Work instructions. Pictures appear in the records below; write out everything else exactly.
╭──
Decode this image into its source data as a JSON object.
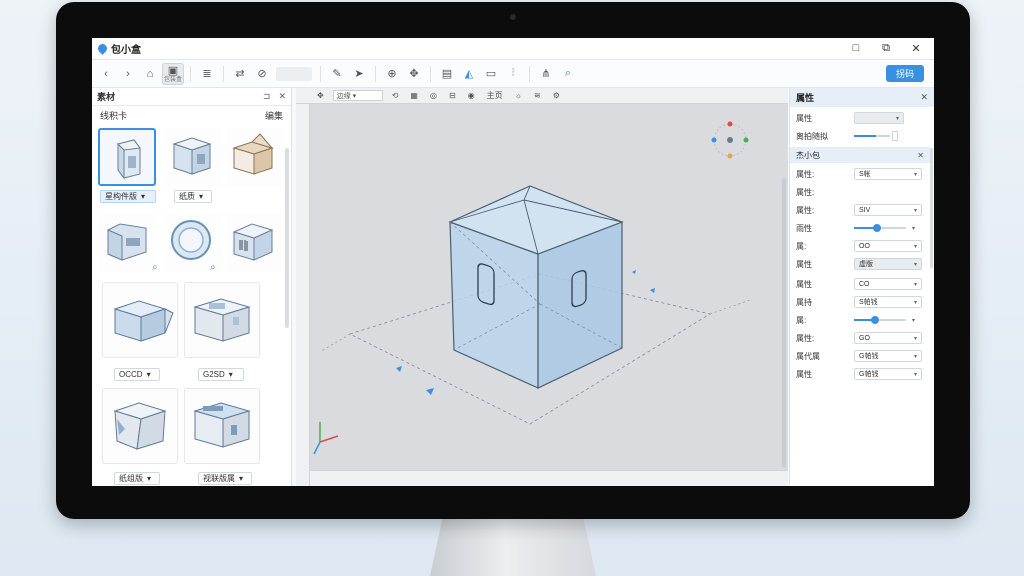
{
  "window": {
    "title": "包小盒",
    "controls": [
      "□",
      "⧉",
      "✕"
    ]
  },
  "toolbar": {
    "active_tool_sub": "包装盒",
    "primary_label": "拐码",
    "icons": [
      "chevron-left-icon",
      "chevron-right-icon",
      "home-icon",
      "layout-icon",
      "stack-icon",
      "arrows-icon",
      "link-icon",
      "pen-icon",
      "cursor-icon",
      "globe-icon",
      "move-icon",
      "doc-icon",
      "person-icon",
      "folder-icon",
      "chart-icon",
      "search-icon"
    ]
  },
  "left_panel": {
    "title": "素材",
    "subtitle_left": "线积卡",
    "subtitle_right": "编集",
    "header_ctrls": [
      "⊐",
      "✕"
    ],
    "dropdowns": [
      {
        "label": "星构件版",
        "highlight": true
      },
      {
        "label": "纸质",
        "highlight": false
      },
      {
        "label": "OCCD",
        "highlight": false
      },
      {
        "label": "G2SD",
        "highlight": false
      },
      {
        "label": "纸组版",
        "highlight": false
      },
      {
        "label": "视联版属",
        "highlight": false
      }
    ]
  },
  "viewport": {
    "ruler_items": [
      "边缘",
      "主页"
    ]
  },
  "right_panel": {
    "title": "属性",
    "section_title": "杰小包",
    "rows_top": [
      {
        "label": "属性",
        "value": "",
        "kind": "select-grey"
      },
      {
        "label": "离拍随拟",
        "value": "",
        "kind": "slider",
        "level": 0.6
      }
    ],
    "rows": [
      {
        "label": "属性:",
        "value": "S帐",
        "kind": "select"
      },
      {
        "label": "属性:",
        "value": "",
        "kind": "none"
      },
      {
        "label": "属性:",
        "value": "SIV",
        "kind": "select"
      },
      {
        "label": "雨性",
        "value": "",
        "kind": "slider",
        "level": 0.45
      },
      {
        "label": "属:",
        "value": "OO",
        "kind": "select"
      },
      {
        "label": "属性",
        "value": "虚版",
        "kind": "select-grey"
      },
      {
        "label": "属性",
        "value": "CO",
        "kind": "select"
      },
      {
        "label": "属持",
        "value": "S帕钱",
        "kind": "select"
      },
      {
        "label": "属:",
        "value": "",
        "kind": "slider",
        "level": 0.4
      },
      {
        "label": "属性:",
        "value": "GO",
        "kind": "select"
      },
      {
        "label": "属代属",
        "value": "G帕钱",
        "kind": "select"
      },
      {
        "label": "属性",
        "value": "G帕钱",
        "kind": "select"
      }
    ],
    "colors": {
      "accent": "#3b8fe0",
      "section_bg": "#e6eef7"
    }
  }
}
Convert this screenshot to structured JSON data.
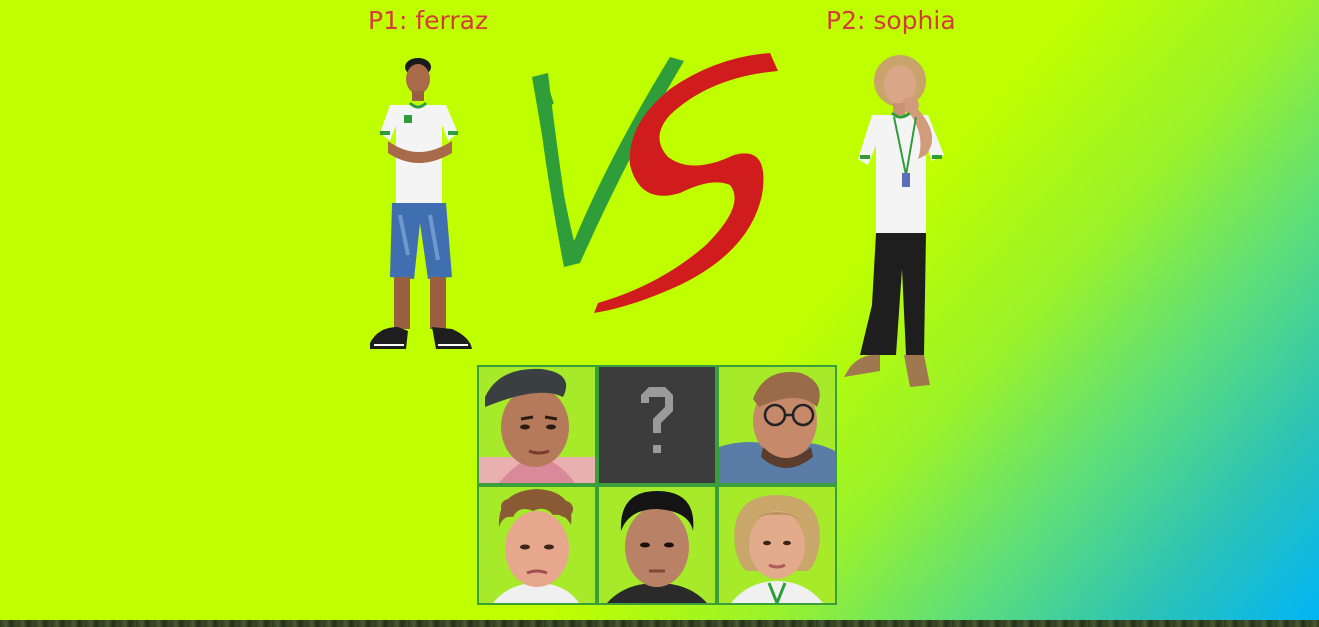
{
  "players": {
    "p1": {
      "label": "P1: ferraz"
    },
    "p2": {
      "label": "P2: sophia"
    }
  },
  "vs": {
    "text": "VS",
    "colors": {
      "v": "#2f9e3a",
      "s": "#d01c1c"
    }
  },
  "roster": [
    {
      "slot": "fighter-cap",
      "icon": "person-cap-portrait"
    },
    {
      "slot": "random",
      "icon": "question-mark-icon"
    },
    {
      "slot": "fighter-glasses",
      "icon": "person-glasses-portrait"
    },
    {
      "slot": "fighter-curly",
      "icon": "person-curly-hair-portrait"
    },
    {
      "slot": "fighter-darkhair",
      "icon": "person-dark-hair-portrait"
    },
    {
      "slot": "fighter-blonde",
      "icon": "person-blonde-portrait"
    }
  ],
  "colors": {
    "background": "#bfff00",
    "gradient_end": "#00b4f7",
    "label": "#d43c3c",
    "grid_border": "#3a9f3a"
  }
}
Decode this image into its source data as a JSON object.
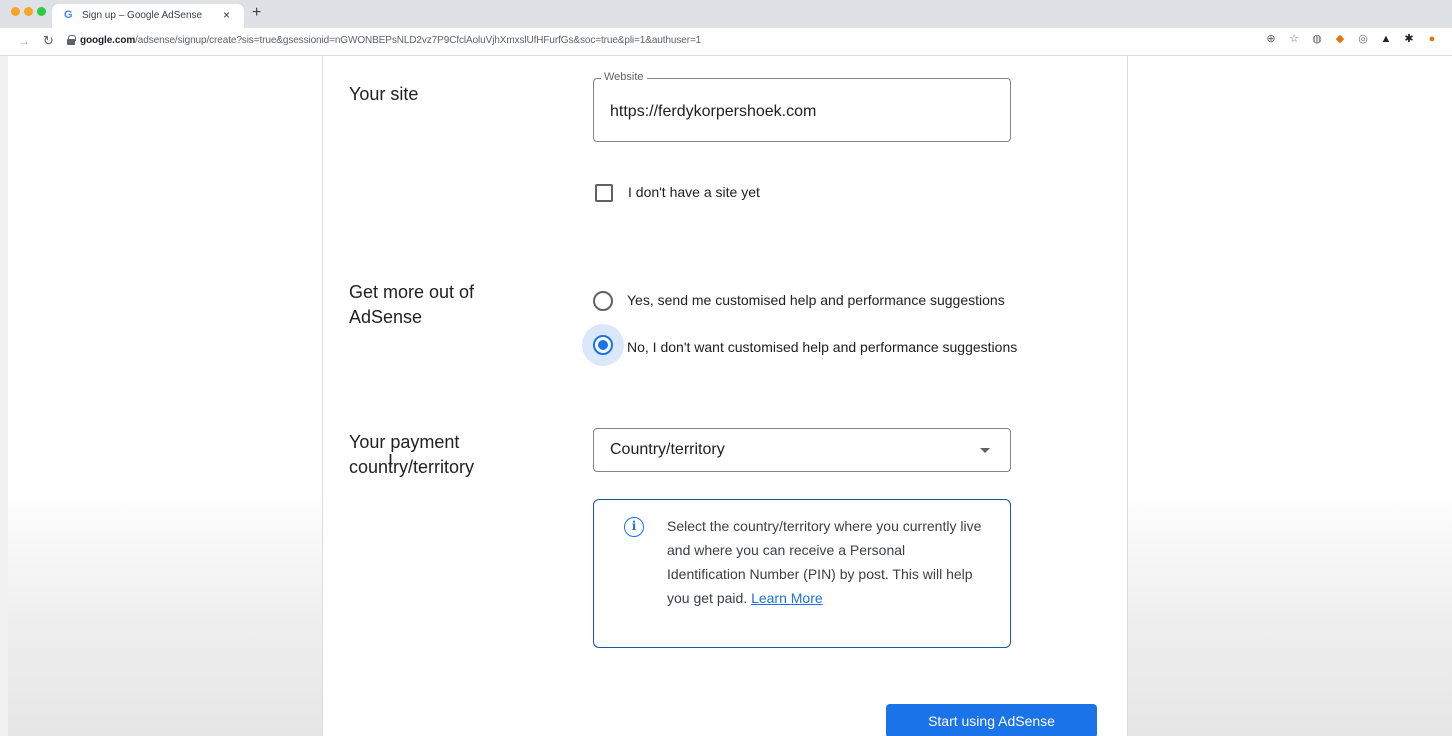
{
  "browser": {
    "tab_title": "Sign up – Google AdSense",
    "tab_favicon": "G",
    "tab_close": "×",
    "new_tab": "+",
    "url_host": "google.com",
    "url_path": "/adsense/signup/create?sis=true&gsessionid=nGWONBEPsNLD2vz7P9CfclAoluVjhXmxslUfHFurfGs&soc=true&pli=1&authuser=1",
    "extension_icons": [
      "zoom-icon",
      "star-icon",
      "extension-icon-1",
      "extension-icon-2",
      "extension-icon-3",
      "extension-icon-4",
      "puzzle-icon",
      "profile-icon"
    ]
  },
  "form": {
    "site": {
      "label": "Your site",
      "field_legend": "Website",
      "field_value": "https://ferdykorpershoek.com",
      "no_site_checkbox_label": "I don't have a site yet",
      "no_site_checked": false
    },
    "adsense_help": {
      "label_line1": "Get more out of",
      "label_line2": "AdSense",
      "option_yes": "Yes, send me customised help and performance suggestions",
      "option_no": "No, I don't want customised help and performance suggestions",
      "selected": "no"
    },
    "payment_country": {
      "label_line1": "Your payment",
      "label_line2": "country/territory",
      "select_value": "Country/territory",
      "info_text": "Select the country/territory where you currently live and where you can receive a Personal Identification Number (PIN) by post. This will help you get paid.",
      "info_link": "Learn More"
    },
    "submit_label": "Start using AdSense"
  },
  "colors": {
    "accent": "#1a73e8",
    "info_border": "#1a56a8",
    "text": "#202124"
  }
}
╰──
The reply.
Decode this image into its source data as a JSON object.
{
  "window": {
    "title": "包小盒",
    "controls": [
      "□",
      "⧉",
      "✕"
    ]
  },
  "toolbar": {
    "active_tool_sub": "包装盒",
    "primary_label": "拐码",
    "icons": [
      "chevron-left-icon",
      "chevron-right-icon",
      "home-icon",
      "layout-icon",
      "stack-icon",
      "arrows-icon",
      "link-icon",
      "pen-icon",
      "cursor-icon",
      "globe-icon",
      "move-icon",
      "doc-icon",
      "person-icon",
      "folder-icon",
      "chart-icon",
      "search-icon"
    ]
  },
  "left_panel": {
    "title": "素材",
    "subtitle_left": "线积卡",
    "subtitle_right": "编集",
    "header_ctrls": [
      "⊐",
      "✕"
    ],
    "dropdowns": [
      {
        "label": "星构件版",
        "highlight": true
      },
      {
        "label": "纸质",
        "highlight": false
      },
      {
        "label": "OCCD",
        "highlight": false
      },
      {
        "label": "G2SD",
        "highlight": false
      },
      {
        "label": "纸组版",
        "highlight": false
      },
      {
        "label": "视联版属",
        "highlight": false
      }
    ]
  },
  "viewport": {
    "ruler_items": [
      "边缘",
      "主页"
    ]
  },
  "right_panel": {
    "title": "属性",
    "section_title": "杰小包",
    "rows_top": [
      {
        "label": "属性",
        "value": "",
        "kind": "select-grey"
      },
      {
        "label": "离拍随拟",
        "value": "",
        "kind": "slider",
        "level": 0.6
      }
    ],
    "rows": [
      {
        "label": "属性:",
        "value": "S帐",
        "kind": "select"
      },
      {
        "label": "属性:",
        "value": "",
        "kind": "none"
      },
      {
        "label": "属性:",
        "value": "SIV",
        "kind": "select"
      },
      {
        "label": "雨性",
        "value": "",
        "kind": "slider",
        "level": 0.45
      },
      {
        "label": "属:",
        "value": "OO",
        "kind": "select"
      },
      {
        "label": "属性",
        "value": "虚版",
        "kind": "select-grey"
      },
      {
        "label": "属性",
        "value": "CO",
        "kind": "select"
      },
      {
        "label": "属持",
        "value": "S帕钱",
        "kind": "select"
      },
      {
        "label": "属:",
        "value": "",
        "kind": "slider",
        "level": 0.4
      },
      {
        "label": "属性:",
        "value": "GO",
        "kind": "select"
      },
      {
        "label": "属代属",
        "value": "G帕钱",
        "kind": "select"
      },
      {
        "label": "属性",
        "value": "G帕钱",
        "kind": "select"
      }
    ],
    "colors": {
      "accent": "#3b8fe0",
      "section_bg": "#e6eef7"
    }
  }
}
Convert this screenshot to structured JSON data.
{
  "players": {
    "p1": {
      "label": "P1: ferraz"
    },
    "p2": {
      "label": "P2: sophia"
    }
  },
  "vs": {
    "text": "VS",
    "colors": {
      "v": "#2f9e3a",
      "s": "#d01c1c"
    }
  },
  "roster": [
    {
      "slot": "fighter-cap",
      "icon": "person-cap-portrait"
    },
    {
      "slot": "random",
      "icon": "question-mark-icon"
    },
    {
      "slot": "fighter-glasses",
      "icon": "person-glasses-portrait"
    },
    {
      "slot": "fighter-curly",
      "icon": "person-curly-hair-portrait"
    },
    {
      "slot": "fighter-darkhair",
      "icon": "person-dark-hair-portrait"
    },
    {
      "slot": "fighter-blonde",
      "icon": "person-blonde-portrait"
    }
  ],
  "colors": {
    "background": "#bfff00",
    "gradient_end": "#00b4f7",
    "label": "#d43c3c",
    "grid_border": "#3a9f3a"
  }
}
Decode this image into its source data as a JSON object.
{
  "browser": {
    "tab_title": "Sign up – Google AdSense",
    "tab_favicon": "G",
    "tab_close": "×",
    "new_tab": "+",
    "url_host": "google.com",
    "url_path": "/adsense/signup/create?sis=true&gsessionid=nGWONBEPsNLD2vz7P9CfclAoluVjhXmxslUfHFurfGs&soc=true&pli=1&authuser=1",
    "extension_icons": [
      "zoom-icon",
      "star-icon",
      "extension-icon-1",
      "extension-icon-2",
      "extension-icon-3",
      "extension-icon-4",
      "puzzle-icon",
      "profile-icon"
    ]
  },
  "form": {
    "site": {
      "label": "Your site",
      "field_legend": "Website",
      "field_value": "https://ferdykorpershoek.com",
      "no_site_checkbox_label": "I don't have a site yet",
      "no_site_checked": false
    },
    "adsense_help": {
      "label_line1": "Get more out of",
      "label_line2": "AdSense",
      "option_yes": "Yes, send me customised help and performance suggestions",
      "option_no": "No, I don't want customised help and performance suggestions",
      "selected": "no"
    },
    "payment_country": {
      "label_line1": "Your payment",
      "label_line2": "country/territory",
      "select_value": "Country/territory",
      "info_text": "Select the country/territory where you currently live and where you can receive a Personal Identification Number (PIN) by post. This will help you get paid.",
      "info_link": "Learn More"
    },
    "submit_label": "Start using AdSense"
  },
  "colors": {
    "accent": "#1a73e8",
    "info_border": "#1a56a8",
    "text": "#202124"
  }
}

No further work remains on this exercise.